> [EXERCISE]:
Transcribe the records below exactly.

[Part of a data file]
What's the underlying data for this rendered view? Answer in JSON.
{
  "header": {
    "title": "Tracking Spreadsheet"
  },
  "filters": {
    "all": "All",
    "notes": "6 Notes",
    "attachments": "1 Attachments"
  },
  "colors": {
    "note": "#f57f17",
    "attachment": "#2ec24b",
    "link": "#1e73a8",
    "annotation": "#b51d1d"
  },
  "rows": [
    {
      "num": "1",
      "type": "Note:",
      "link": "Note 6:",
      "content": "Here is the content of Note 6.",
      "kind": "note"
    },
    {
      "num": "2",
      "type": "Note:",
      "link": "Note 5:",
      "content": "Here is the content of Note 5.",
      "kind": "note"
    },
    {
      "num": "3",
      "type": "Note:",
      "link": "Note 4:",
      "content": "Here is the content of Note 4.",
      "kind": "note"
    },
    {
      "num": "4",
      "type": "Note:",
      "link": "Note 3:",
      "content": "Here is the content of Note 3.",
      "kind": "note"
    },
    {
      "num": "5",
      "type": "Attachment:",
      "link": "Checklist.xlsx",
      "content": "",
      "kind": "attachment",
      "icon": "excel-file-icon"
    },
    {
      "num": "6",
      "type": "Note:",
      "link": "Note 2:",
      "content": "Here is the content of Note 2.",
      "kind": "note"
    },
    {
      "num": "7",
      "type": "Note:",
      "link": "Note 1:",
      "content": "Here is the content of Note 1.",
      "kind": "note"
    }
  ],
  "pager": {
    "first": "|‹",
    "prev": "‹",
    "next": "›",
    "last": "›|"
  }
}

> [EXPECTED ANSWER]:
What's the underlying data for this rendered view? Answer in JSON.
{
  "header": {
    "title": "Tracking Spreadsheet"
  },
  "filters": {
    "all": "All",
    "notes": "6 Notes",
    "attachments": "1 Attachments"
  },
  "colors": {
    "note": "#f57f17",
    "attachment": "#2ec24b",
    "link": "#1e73a8",
    "annotation": "#b51d1d"
  },
  "rows": [
    {
      "num": "1",
      "type": "Note:",
      "link": "Note 6:",
      "content": "Here is the content of Note 6.",
      "kind": "note"
    },
    {
      "num": "2",
      "type": "Note:",
      "link": "Note 5:",
      "content": "Here is the content of Note 5.",
      "kind": "note"
    },
    {
      "num": "3",
      "type": "Note:",
      "link": "Note 4:",
      "content": "Here is the content of Note 4.",
      "kind": "note"
    },
    {
      "num": "4",
      "type": "Note:",
      "link": "Note 3:",
      "content": "Here is the content of Note 3.",
      "kind": "note"
    },
    {
      "num": "5",
      "type": "Attachment:",
      "link": "Checklist.xlsx",
      "content": "",
      "kind": "attachment",
      "icon": "excel-file-icon"
    },
    {
      "num": "6",
      "type": "Note:",
      "link": "Note 2:",
      "content": "Here is the content of Note 2.",
      "kind": "note"
    },
    {
      "num": "7",
      "type": "Note:",
      "link": "Note 1:",
      "content": "Here is the content of Note 1.",
      "kind": "note"
    }
  ],
  "pager": {
    "first": "|‹",
    "prev": "‹",
    "next": "›",
    "last": "›|"
  }
}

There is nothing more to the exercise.